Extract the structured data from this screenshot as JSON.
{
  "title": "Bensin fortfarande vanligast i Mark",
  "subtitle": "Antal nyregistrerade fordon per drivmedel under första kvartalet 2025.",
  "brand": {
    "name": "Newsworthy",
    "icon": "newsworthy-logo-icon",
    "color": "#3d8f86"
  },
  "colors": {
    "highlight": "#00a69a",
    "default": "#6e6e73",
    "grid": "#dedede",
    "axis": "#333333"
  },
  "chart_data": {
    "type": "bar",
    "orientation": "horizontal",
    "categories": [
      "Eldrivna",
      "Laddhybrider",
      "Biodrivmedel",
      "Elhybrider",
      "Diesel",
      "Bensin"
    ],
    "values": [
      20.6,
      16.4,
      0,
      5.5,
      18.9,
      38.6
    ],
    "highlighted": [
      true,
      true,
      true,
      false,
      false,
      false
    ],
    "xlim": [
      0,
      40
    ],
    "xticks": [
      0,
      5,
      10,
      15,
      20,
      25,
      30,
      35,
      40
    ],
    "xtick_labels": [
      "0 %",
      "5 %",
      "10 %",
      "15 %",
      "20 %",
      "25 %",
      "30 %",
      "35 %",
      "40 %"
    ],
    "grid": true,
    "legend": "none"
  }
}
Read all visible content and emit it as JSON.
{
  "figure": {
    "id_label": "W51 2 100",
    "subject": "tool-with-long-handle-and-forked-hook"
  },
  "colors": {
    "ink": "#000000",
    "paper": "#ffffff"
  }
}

══════════

Repeat only the lines from the one holding "Read all visible content and emit it as JSON." through the last line of the data.

EXERCISE RESULT:
Read all visible content and emit it as JSON.
{
  "figure": {
    "id_label": "W51 2 100",
    "subject": "tool-with-long-handle-and-forked-hook"
  },
  "colors": {
    "ink": "#000000",
    "paper": "#ffffff"
  }
}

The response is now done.